Aim of the task:
Repeat the material exactly as it appears.

Supplied material:
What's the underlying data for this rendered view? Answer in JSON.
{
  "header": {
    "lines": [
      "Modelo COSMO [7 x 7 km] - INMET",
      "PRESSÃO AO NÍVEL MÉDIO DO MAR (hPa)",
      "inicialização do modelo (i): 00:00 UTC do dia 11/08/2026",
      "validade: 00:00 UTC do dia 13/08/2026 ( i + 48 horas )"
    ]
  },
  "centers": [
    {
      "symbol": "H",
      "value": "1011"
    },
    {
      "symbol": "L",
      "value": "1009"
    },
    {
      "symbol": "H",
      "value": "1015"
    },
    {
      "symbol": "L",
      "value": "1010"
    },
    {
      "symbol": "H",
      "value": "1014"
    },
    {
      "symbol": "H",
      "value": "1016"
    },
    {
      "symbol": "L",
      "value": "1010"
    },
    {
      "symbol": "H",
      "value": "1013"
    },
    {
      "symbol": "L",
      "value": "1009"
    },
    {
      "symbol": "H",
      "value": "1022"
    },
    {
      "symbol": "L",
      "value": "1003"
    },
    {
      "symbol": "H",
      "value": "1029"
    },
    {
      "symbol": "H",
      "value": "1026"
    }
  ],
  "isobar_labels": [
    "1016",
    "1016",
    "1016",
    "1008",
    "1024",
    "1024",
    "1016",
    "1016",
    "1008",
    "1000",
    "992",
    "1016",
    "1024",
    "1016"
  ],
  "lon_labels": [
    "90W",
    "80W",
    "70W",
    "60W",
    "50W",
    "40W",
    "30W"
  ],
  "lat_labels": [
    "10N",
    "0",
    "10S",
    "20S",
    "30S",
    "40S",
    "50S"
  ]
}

Task solution:
What's the underlying data for this rendered view? Answer in JSON.
{
  "header": {
    "lines": [
      "Modelo COSMO [7 x 7 km] - INMET",
      "PRESSÃO AO NÍVEL MÉDIO DO MAR (hPa)",
      "inicialização do modelo (i): 00:00 UTC do dia 11/08/2026",
      "validade: 00:00 UTC do dia 13/08/2026 ( i + 48 horas )"
    ]
  },
  "centers": [
    {
      "symbol": "H",
      "value": "1011"
    },
    {
      "symbol": "L",
      "value": "1009"
    },
    {
      "symbol": "H",
      "value": "1015"
    },
    {
      "symbol": "L",
      "value": "1010"
    },
    {
      "symbol": "H",
      "value": "1014"
    },
    {
      "symbol": "H",
      "value": "1016"
    },
    {
      "symbol": "L",
      "value": "1010"
    },
    {
      "symbol": "H",
      "value": "1013"
    },
    {
      "symbol": "L",
      "value": "1009"
    },
    {
      "symbol": "H",
      "value": "1022"
    },
    {
      "symbol": "L",
      "value": "1003"
    },
    {
      "symbol": "H",
      "value": "1029"
    },
    {
      "symbol": "H",
      "value": "1026"
    }
  ],
  "isobar_labels": [
    "1016",
    "1016",
    "1016",
    "1008",
    "1024",
    "1024",
    "1016",
    "1016",
    "1008",
    "1000",
    "992",
    "1016",
    "1024",
    "1016"
  ],
  "lon_labels": [
    "90W",
    "80W",
    "70W",
    "60W",
    "50W",
    "40W",
    "30W"
  ],
  "lat_labels": [
    "10N",
    "0",
    "10S",
    "20S",
    "30S",
    "40S",
    "50S"
  ]
}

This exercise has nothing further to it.